Stored data:
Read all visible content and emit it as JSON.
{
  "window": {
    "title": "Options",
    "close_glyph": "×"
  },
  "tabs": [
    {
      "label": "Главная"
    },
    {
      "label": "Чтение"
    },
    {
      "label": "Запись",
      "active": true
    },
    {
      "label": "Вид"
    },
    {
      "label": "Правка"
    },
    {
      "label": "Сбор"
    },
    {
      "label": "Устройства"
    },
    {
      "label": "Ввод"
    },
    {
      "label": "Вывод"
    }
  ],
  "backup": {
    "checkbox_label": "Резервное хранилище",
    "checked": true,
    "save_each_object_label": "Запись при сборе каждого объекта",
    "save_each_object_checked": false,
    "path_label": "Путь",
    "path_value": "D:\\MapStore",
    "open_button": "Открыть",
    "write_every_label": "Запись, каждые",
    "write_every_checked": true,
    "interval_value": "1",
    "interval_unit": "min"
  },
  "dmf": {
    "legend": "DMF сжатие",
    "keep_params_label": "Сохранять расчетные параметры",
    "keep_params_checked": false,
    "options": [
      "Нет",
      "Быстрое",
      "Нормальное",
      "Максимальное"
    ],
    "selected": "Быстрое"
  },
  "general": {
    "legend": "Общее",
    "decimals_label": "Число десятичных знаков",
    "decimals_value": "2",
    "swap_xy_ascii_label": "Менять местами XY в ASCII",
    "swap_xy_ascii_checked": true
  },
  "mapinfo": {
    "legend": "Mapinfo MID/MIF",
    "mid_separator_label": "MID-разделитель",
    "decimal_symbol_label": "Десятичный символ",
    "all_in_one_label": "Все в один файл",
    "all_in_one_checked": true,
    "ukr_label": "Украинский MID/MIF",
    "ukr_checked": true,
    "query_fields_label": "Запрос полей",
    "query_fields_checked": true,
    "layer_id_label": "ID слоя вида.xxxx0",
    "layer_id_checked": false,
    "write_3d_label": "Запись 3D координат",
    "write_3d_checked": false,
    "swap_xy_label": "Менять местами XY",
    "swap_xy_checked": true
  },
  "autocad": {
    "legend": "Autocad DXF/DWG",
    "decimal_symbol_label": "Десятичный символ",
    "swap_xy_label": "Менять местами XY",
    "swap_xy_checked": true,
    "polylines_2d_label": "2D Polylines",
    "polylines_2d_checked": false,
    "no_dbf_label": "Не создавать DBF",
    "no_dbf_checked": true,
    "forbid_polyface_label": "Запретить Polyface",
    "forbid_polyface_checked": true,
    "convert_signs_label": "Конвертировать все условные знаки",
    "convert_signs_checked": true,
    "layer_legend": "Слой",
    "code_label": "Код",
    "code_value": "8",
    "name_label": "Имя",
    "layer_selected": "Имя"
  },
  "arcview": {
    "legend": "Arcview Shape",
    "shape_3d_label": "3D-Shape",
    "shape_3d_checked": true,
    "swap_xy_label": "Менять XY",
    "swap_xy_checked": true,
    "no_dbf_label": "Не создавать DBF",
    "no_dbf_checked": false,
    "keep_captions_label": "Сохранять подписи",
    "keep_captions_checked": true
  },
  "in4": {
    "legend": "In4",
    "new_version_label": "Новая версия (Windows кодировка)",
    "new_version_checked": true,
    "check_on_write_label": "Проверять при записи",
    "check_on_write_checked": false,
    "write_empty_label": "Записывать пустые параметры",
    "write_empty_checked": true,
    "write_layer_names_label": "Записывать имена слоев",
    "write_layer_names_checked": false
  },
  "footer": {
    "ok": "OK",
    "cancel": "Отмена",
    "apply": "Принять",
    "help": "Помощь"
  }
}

Requirements: The data above must be returned in full, exactly as written.

The response:
Read all visible content and emit it as JSON.
{
  "window": {
    "title": "Options",
    "close_glyph": "×"
  },
  "tabs": [
    {
      "label": "Главная"
    },
    {
      "label": "Чтение"
    },
    {
      "label": "Запись",
      "active": true
    },
    {
      "label": "Вид"
    },
    {
      "label": "Правка"
    },
    {
      "label": "Сбор"
    },
    {
      "label": "Устройства"
    },
    {
      "label": "Ввод"
    },
    {
      "label": "Вывод"
    }
  ],
  "backup": {
    "checkbox_label": "Резервное хранилище",
    "checked": true,
    "save_each_object_label": "Запись при сборе каждого объекта",
    "save_each_object_checked": false,
    "path_label": "Путь",
    "path_value": "D:\\MapStore",
    "open_button": "Открыть",
    "write_every_label": "Запись, каждые",
    "write_every_checked": true,
    "interval_value": "1",
    "interval_unit": "min"
  },
  "dmf": {
    "legend": "DMF сжатие",
    "keep_params_label": "Сохранять расчетные параметры",
    "keep_params_checked": false,
    "options": [
      "Нет",
      "Быстрое",
      "Нормальное",
      "Максимальное"
    ],
    "selected": "Быстрое"
  },
  "general": {
    "legend": "Общее",
    "decimals_label": "Число десятичных знаков",
    "decimals_value": "2",
    "swap_xy_ascii_label": "Менять местами XY в ASCII",
    "swap_xy_ascii_checked": true
  },
  "mapinfo": {
    "legend": "Mapinfo MID/MIF",
    "mid_separator_label": "MID-разделитель",
    "decimal_symbol_label": "Десятичный символ",
    "all_in_one_label": "Все в один файл",
    "all_in_one_checked": true,
    "ukr_label": "Украинский MID/MIF",
    "ukr_checked": true,
    "query_fields_label": "Запрос полей",
    "query_fields_checked": true,
    "layer_id_label": "ID слоя вида.xxxx0",
    "layer_id_checked": false,
    "write_3d_label": "Запись 3D координат",
    "write_3d_checked": false,
    "swap_xy_label": "Менять местами XY",
    "swap_xy_checked": true
  },
  "autocad": {
    "legend": "Autocad DXF/DWG",
    "decimal_symbol_label": "Десятичный символ",
    "swap_xy_label": "Менять местами XY",
    "swap_xy_checked": true,
    "polylines_2d_label": "2D Polylines",
    "polylines_2d_checked": false,
    "no_dbf_label": "Не создавать DBF",
    "no_dbf_checked": true,
    "forbid_polyface_label": "Запретить Polyface",
    "forbid_polyface_checked": true,
    "convert_signs_label": "Конвертировать все условные знаки",
    "convert_signs_checked": true,
    "layer_legend": "Слой",
    "code_label": "Код",
    "code_value": "8",
    "name_label": "Имя",
    "layer_selected": "Имя"
  },
  "arcview": {
    "legend": "Arcview Shape",
    "shape_3d_label": "3D-Shape",
    "shape_3d_checked": true,
    "swap_xy_label": "Менять XY",
    "swap_xy_checked": true,
    "no_dbf_label": "Не создавать DBF",
    "no_dbf_checked": false,
    "keep_captions_label": "Сохранять подписи",
    "keep_captions_checked": true
  },
  "in4": {
    "legend": "In4",
    "new_version_label": "Новая версия (Windows кодировка)",
    "new_version_checked": true,
    "check_on_write_label": "Проверять при записи",
    "check_on_write_checked": false,
    "write_empty_label": "Записывать пустые параметры",
    "write_empty_checked": true,
    "write_layer_names_label": "Записывать имена слоев",
    "write_layer_names_checked": false
  },
  "footer": {
    "ok": "OK",
    "cancel": "Отмена",
    "apply": "Принять",
    "help": "Помощь"
  }
}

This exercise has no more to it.